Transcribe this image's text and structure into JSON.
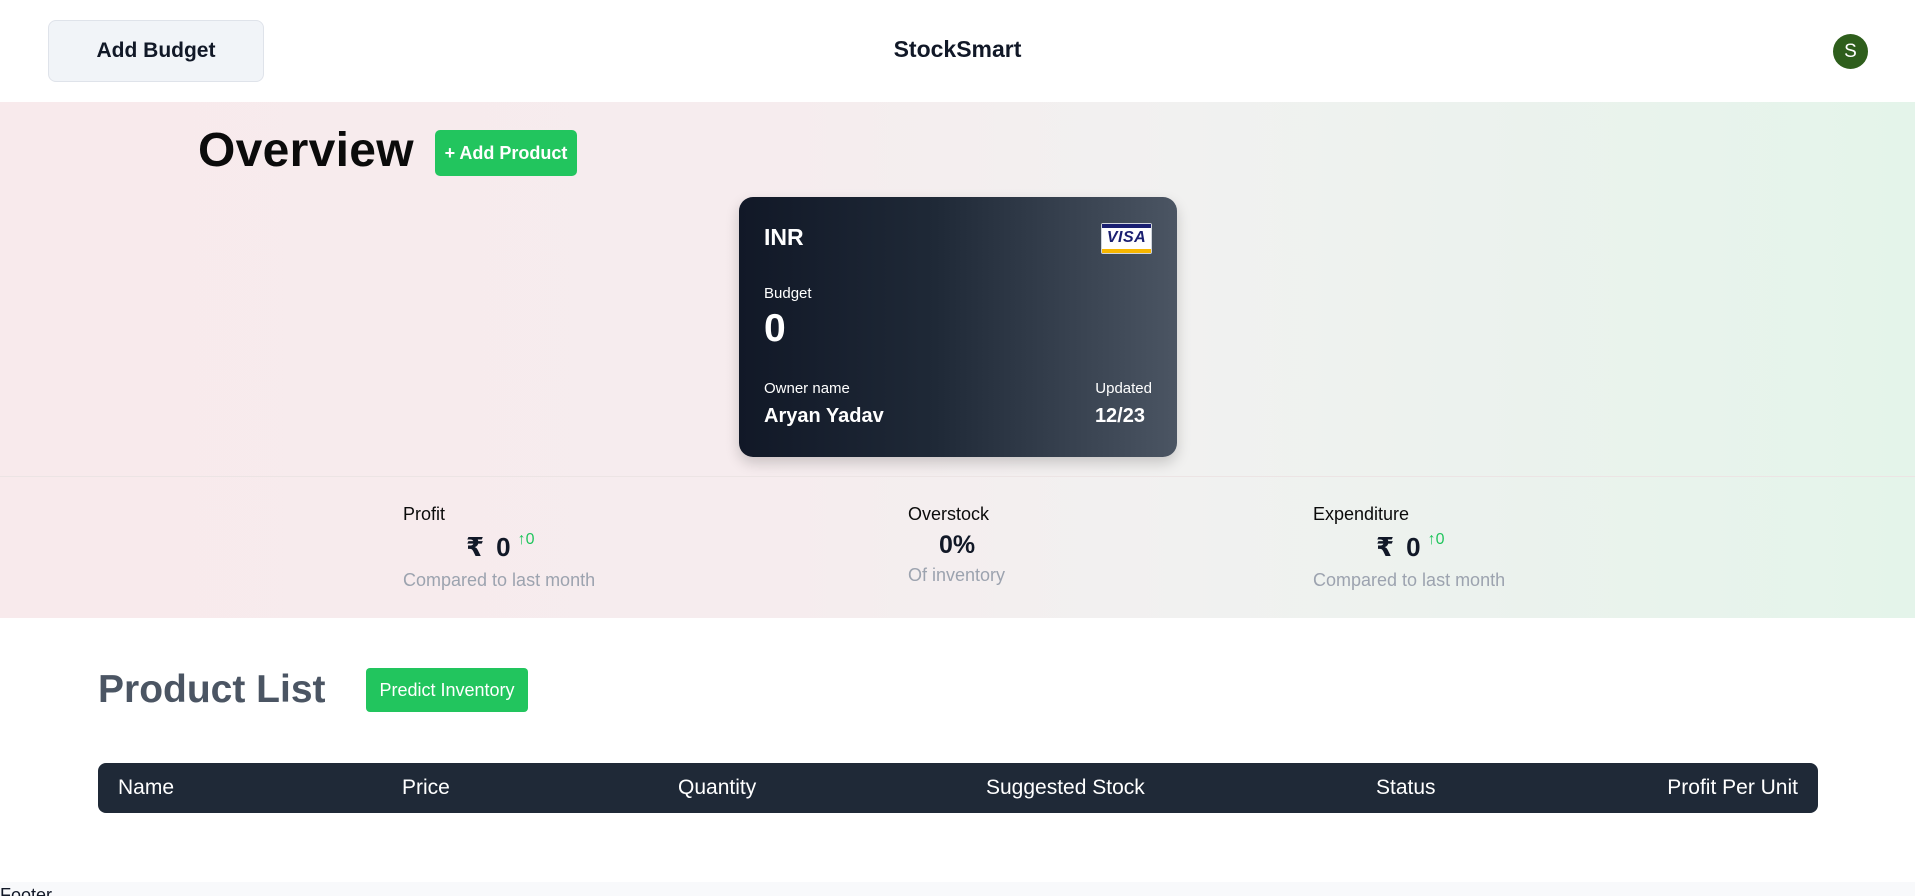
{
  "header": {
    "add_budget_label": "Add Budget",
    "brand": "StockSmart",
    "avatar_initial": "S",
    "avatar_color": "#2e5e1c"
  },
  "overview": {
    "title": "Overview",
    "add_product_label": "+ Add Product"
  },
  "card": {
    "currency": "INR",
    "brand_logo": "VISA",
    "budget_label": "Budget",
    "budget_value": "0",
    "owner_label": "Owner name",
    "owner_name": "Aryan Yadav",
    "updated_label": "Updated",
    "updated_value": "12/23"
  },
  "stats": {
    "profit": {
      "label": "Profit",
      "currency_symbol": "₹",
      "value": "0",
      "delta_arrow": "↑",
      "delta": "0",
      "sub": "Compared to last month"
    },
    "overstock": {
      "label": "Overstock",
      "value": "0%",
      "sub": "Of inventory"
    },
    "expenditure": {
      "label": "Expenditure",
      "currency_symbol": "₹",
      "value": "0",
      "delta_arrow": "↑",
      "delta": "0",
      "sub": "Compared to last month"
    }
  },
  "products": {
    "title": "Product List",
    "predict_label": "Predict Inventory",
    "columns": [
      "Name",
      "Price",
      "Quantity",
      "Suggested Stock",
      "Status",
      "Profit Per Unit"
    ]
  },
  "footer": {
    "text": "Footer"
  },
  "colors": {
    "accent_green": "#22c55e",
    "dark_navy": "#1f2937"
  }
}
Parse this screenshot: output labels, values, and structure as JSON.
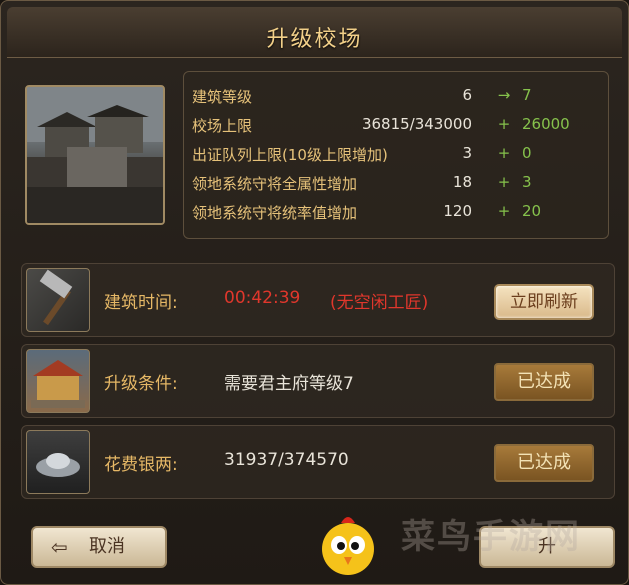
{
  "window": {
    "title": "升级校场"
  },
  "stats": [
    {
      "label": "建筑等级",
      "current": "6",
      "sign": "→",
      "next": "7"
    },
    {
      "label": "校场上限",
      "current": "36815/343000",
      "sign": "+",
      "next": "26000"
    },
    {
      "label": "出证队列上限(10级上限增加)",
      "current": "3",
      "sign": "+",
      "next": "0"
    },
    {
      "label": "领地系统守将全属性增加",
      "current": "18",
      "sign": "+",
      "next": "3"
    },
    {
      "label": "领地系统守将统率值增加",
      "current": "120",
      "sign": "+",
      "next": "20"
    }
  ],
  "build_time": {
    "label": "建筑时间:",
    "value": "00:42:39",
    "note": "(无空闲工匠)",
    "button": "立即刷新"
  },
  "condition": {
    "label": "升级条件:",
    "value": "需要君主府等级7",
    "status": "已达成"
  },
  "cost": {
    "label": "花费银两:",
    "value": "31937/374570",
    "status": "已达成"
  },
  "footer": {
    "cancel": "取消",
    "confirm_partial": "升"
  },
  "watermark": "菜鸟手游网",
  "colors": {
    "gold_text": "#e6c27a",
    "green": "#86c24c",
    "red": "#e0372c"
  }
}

···

§ **REQUIREMENTS**
Reproduce every line above as written, skipping pictures.

§ **THE RESULT**
Transcribe this image's text and structure into JSON.
{
  "header": {
    "add_budget_label": "Add Budget",
    "brand": "StockSmart",
    "avatar_initial": "S",
    "avatar_color": "#2e5e1c"
  },
  "overview": {
    "title": "Overview",
    "add_product_label": "+ Add Product"
  },
  "card": {
    "currency": "INR",
    "brand_logo": "VISA",
    "budget_label": "Budget",
    "budget_value": "0",
    "owner_label": "Owner name",
    "owner_name": "Aryan Yadav",
    "updated_label": "Updated",
    "updated_value": "12/23"
  },
  "stats": {
    "profit": {
      "label": "Profit",
      "currency_symbol": "₹",
      "value": "0",
      "delta_arrow": "↑",
      "delta": "0",
      "sub": "Compared to last month"
    },
    "overstock": {
      "label": "Overstock",
      "value": "0%",
      "sub": "Of inventory"
    },
    "expenditure": {
      "label": "Expenditure",
      "currency_symbol": "₹",
      "value": "0",
      "delta_arrow": "↑",
      "delta": "0",
      "sub": "Compared to last month"
    }
  },
  "products": {
    "title": "Product List",
    "predict_label": "Predict Inventory",
    "columns": [
      "Name",
      "Price",
      "Quantity",
      "Suggested Stock",
      "Status",
      "Profit Per Unit"
    ]
  },
  "footer": {
    "text": "Footer"
  },
  "colors": {
    "accent_green": "#22c55e",
    "dark_navy": "#1f2937"
  }
}
Parse this screenshot: output labels, values, and structure as JSON.
{
  "window": {
    "title": "升级校场"
  },
  "stats": [
    {
      "label": "建筑等级",
      "current": "6",
      "sign": "→",
      "next": "7"
    },
    {
      "label": "校场上限",
      "current": "36815/343000",
      "sign": "+",
      "next": "26000"
    },
    {
      "label": "出证队列上限(10级上限增加)",
      "current": "3",
      "sign": "+",
      "next": "0"
    },
    {
      "label": "领地系统守将全属性增加",
      "current": "18",
      "sign": "+",
      "next": "3"
    },
    {
      "label": "领地系统守将统率值增加",
      "current": "120",
      "sign": "+",
      "next": "20"
    }
  ],
  "build_time": {
    "label": "建筑时间:",
    "value": "00:42:39",
    "note": "(无空闲工匠)",
    "button": "立即刷新"
  },
  "condition": {
    "label": "升级条件:",
    "value": "需要君主府等级7",
    "status": "已达成"
  },
  "cost": {
    "label": "花费银两:",
    "value": "31937/374570",
    "status": "已达成"
  },
  "footer": {
    "cancel": "取消",
    "confirm_partial": "升"
  },
  "watermark": "菜鸟手游网",
  "colors": {
    "gold_text": "#e6c27a",
    "green": "#86c24c",
    "red": "#e0372c"
  }
}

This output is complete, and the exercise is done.